EXERCISE => Please output only the lines that run from the line containing "OCR this image." through the end of the material below, exactly.

TASK DATA =>
________________________________________

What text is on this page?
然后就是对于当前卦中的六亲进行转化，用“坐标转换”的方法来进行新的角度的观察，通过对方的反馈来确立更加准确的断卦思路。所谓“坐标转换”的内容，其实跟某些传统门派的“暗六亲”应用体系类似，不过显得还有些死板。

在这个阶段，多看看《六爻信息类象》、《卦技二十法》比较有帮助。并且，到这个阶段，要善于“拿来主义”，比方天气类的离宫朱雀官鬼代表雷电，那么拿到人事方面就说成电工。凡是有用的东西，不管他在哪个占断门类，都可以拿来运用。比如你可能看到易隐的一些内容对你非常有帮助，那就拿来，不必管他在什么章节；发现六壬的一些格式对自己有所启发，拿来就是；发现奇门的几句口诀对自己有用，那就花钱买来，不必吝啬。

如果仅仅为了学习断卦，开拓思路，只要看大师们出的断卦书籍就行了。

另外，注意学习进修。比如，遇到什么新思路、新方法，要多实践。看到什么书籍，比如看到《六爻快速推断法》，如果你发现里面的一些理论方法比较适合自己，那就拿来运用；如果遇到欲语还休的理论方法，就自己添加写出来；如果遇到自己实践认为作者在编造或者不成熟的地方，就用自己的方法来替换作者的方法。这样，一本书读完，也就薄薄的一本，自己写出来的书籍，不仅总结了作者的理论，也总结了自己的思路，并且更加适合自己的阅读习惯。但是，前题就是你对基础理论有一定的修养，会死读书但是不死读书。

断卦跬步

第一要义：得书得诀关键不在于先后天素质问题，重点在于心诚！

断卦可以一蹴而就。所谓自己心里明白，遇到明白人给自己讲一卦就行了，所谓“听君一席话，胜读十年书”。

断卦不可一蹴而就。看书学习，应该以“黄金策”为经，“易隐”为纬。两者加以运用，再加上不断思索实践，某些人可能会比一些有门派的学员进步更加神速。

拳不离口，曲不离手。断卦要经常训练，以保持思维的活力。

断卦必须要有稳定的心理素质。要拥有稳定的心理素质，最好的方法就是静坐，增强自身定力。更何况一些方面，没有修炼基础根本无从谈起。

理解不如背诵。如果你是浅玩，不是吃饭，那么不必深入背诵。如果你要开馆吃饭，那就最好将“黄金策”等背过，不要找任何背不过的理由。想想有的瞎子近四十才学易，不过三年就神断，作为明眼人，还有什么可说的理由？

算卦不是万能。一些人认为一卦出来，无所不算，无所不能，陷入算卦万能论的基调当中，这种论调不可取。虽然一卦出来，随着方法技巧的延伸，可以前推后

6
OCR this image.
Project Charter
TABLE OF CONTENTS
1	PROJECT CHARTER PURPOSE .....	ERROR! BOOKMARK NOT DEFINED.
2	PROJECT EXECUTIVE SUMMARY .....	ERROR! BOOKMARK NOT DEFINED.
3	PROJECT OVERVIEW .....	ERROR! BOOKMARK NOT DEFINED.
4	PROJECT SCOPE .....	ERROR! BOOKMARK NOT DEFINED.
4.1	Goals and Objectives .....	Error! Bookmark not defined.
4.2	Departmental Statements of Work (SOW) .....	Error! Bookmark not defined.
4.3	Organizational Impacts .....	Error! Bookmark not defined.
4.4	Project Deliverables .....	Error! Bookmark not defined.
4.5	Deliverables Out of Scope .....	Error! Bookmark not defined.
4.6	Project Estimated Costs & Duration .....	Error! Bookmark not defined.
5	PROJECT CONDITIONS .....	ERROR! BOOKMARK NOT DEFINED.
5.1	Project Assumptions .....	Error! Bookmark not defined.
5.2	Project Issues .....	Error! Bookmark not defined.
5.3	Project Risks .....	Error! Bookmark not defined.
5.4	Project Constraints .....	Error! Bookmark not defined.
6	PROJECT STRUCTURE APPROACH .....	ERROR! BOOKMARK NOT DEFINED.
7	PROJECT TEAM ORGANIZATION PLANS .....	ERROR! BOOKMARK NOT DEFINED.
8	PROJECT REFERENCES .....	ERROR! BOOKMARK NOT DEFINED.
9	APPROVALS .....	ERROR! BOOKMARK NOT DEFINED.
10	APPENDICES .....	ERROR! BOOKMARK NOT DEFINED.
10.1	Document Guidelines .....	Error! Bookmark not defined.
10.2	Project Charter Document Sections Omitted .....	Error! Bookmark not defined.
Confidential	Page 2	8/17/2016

________________________________________

SOLUTION FOR THIS TASK =>
OCR this image.
Project Charter
TABLE OF CONTENTS
1	PROJECT CHARTER PURPOSE .....	ERROR! BOOKMARK NOT DEFINED.
2	PROJECT EXECUTIVE SUMMARY .....	ERROR! BOOKMARK NOT DEFINED.
3	PROJECT OVERVIEW .....	ERROR! BOOKMARK NOT DEFINED.
4	PROJECT SCOPE .....	ERROR! BOOKMARK NOT DEFINED.
4.1	Goals and Objectives .....	Error! Bookmark not defined.
4.2	Departmental Statements of Work (SOW) .....	Error! Bookmark not defined.
4.3	Organizational Impacts .....	Error! Bookmark not defined.
4.4	Project Deliverables .....	Error! Bookmark not defined.
4.5	Deliverables Out of Scope .....	Error! Bookmark not defined.
4.6	Project Estimated Costs & Duration .....	Error! Bookmark not defined.
5	PROJECT CONDITIONS .....	ERROR! BOOKMARK NOT DEFINED.
5.1	Project Assumptions .....	Error! Bookmark not defined.
5.2	Project Issues .....	Error! Bookmark not defined.
5.3	Project Risks .....	Error! Bookmark not defined.
5.4	Project Constraints .....	Error! Bookmark not defined.
6	PROJECT STRUCTURE APPROACH .....	ERROR! BOOKMARK NOT DEFINED.
7	PROJECT TEAM ORGANIZATION PLANS .....	ERROR! BOOKMARK NOT DEFINED.
8	PROJECT REFERENCES .....	ERROR! BOOKMARK NOT DEFINED.
9	APPROVALS .....	ERROR! BOOKMARK NOT DEFINED.
10	APPENDICES .....	ERROR! BOOKMARK NOT DEFINED.
10.1	Document Guidelines .....	Error! Bookmark not defined.
10.2	Project Charter Document Sections Omitted .....	Error! Bookmark not defined.
Confidential	Page 2	8/17/2016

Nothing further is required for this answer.